**MATERIAL FOR THIS TASK**
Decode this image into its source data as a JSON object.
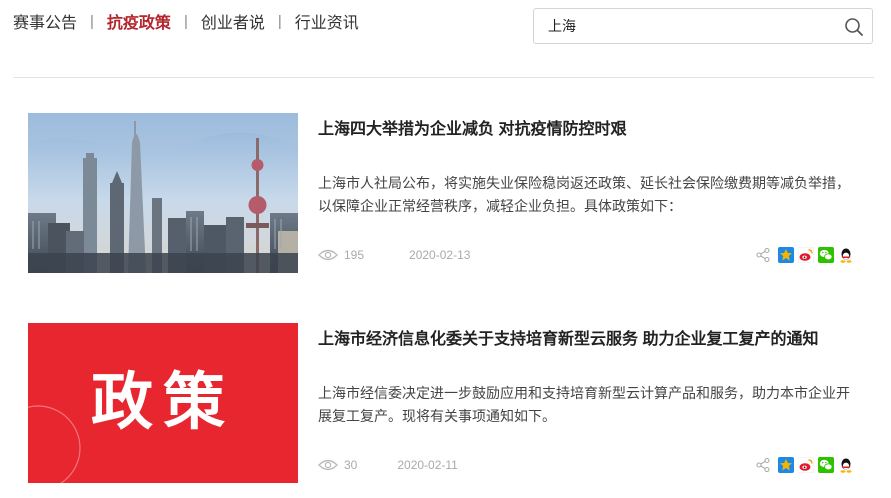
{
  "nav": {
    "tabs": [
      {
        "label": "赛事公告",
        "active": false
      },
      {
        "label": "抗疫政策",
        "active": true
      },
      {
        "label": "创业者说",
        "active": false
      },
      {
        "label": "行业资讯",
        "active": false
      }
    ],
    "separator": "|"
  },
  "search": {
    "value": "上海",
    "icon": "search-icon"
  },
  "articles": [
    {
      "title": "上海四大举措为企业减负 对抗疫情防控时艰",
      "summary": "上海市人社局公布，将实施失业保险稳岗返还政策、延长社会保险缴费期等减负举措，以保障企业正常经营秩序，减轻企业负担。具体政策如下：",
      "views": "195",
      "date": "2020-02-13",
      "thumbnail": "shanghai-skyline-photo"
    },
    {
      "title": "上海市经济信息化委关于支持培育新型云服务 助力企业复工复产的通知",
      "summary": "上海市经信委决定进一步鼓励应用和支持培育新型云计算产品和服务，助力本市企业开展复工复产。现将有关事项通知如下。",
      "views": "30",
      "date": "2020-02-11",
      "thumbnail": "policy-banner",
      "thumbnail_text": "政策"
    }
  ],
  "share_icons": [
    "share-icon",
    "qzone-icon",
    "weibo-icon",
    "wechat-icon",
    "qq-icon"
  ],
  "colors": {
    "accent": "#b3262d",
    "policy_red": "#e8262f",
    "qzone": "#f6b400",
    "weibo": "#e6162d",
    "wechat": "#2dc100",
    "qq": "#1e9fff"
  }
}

==

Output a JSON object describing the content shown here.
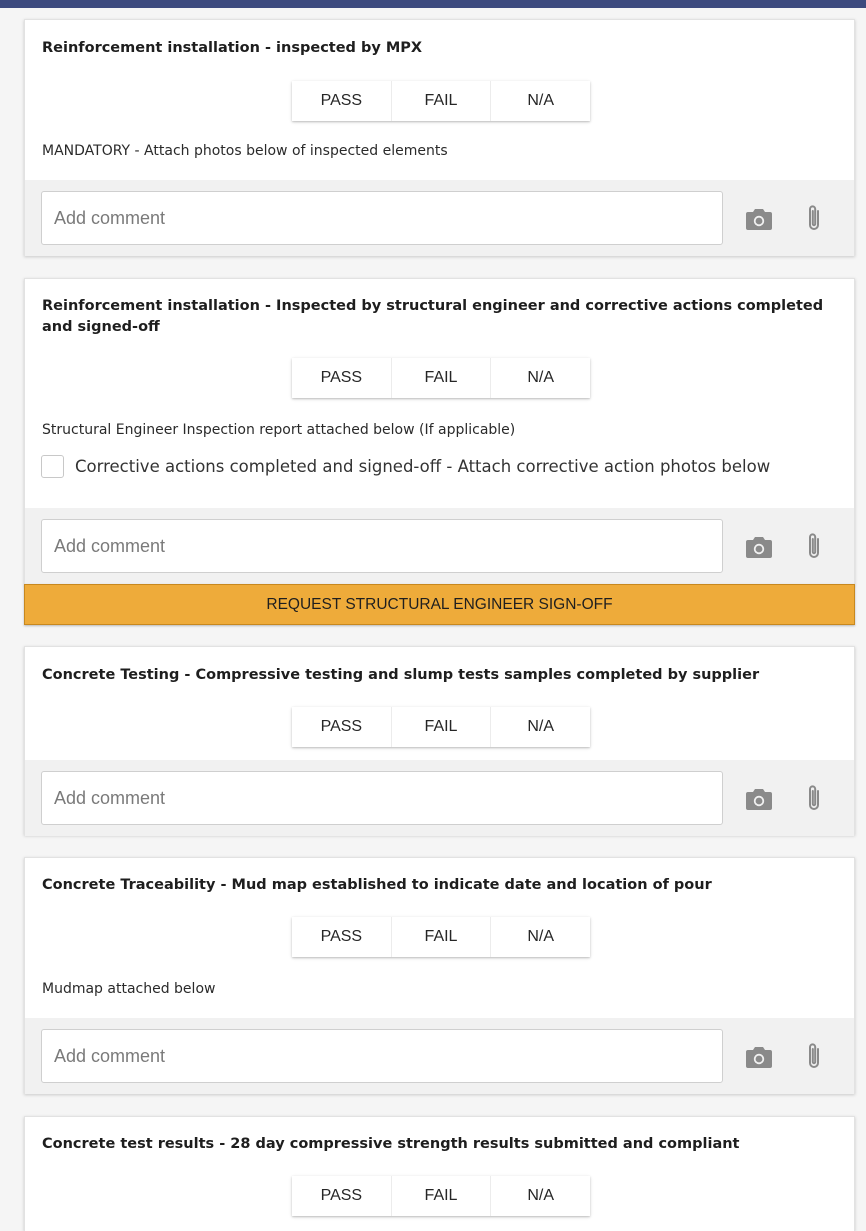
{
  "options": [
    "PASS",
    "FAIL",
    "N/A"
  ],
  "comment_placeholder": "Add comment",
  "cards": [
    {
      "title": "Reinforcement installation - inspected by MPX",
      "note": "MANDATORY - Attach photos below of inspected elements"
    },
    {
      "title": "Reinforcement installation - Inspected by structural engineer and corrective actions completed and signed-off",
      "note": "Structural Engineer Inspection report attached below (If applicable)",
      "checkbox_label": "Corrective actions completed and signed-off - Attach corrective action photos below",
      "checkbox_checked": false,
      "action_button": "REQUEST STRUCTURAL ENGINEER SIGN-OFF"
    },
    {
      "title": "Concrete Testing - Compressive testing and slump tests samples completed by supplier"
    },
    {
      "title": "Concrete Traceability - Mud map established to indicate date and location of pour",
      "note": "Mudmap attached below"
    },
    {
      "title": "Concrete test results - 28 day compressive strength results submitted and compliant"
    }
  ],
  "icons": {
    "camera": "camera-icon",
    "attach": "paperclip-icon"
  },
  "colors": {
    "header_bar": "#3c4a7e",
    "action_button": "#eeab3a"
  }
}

**DESCRIPTION OF THE TASK**
Show the lines of the material that contain the word "summary".

**RESULT**
      "summary": "上海市人社局公布，将实施失业保险稳岗返还政策、延长社会保险缴费期等减负举措，以保障企业正常经营秩序，减轻企业负担。具体政策如下：",
      "summary": "上海市经信委决定进一步鼓励应用和支持培育新型云计算产品和服务，助力本市企业开展复工复产。现将有关事项通知如下。",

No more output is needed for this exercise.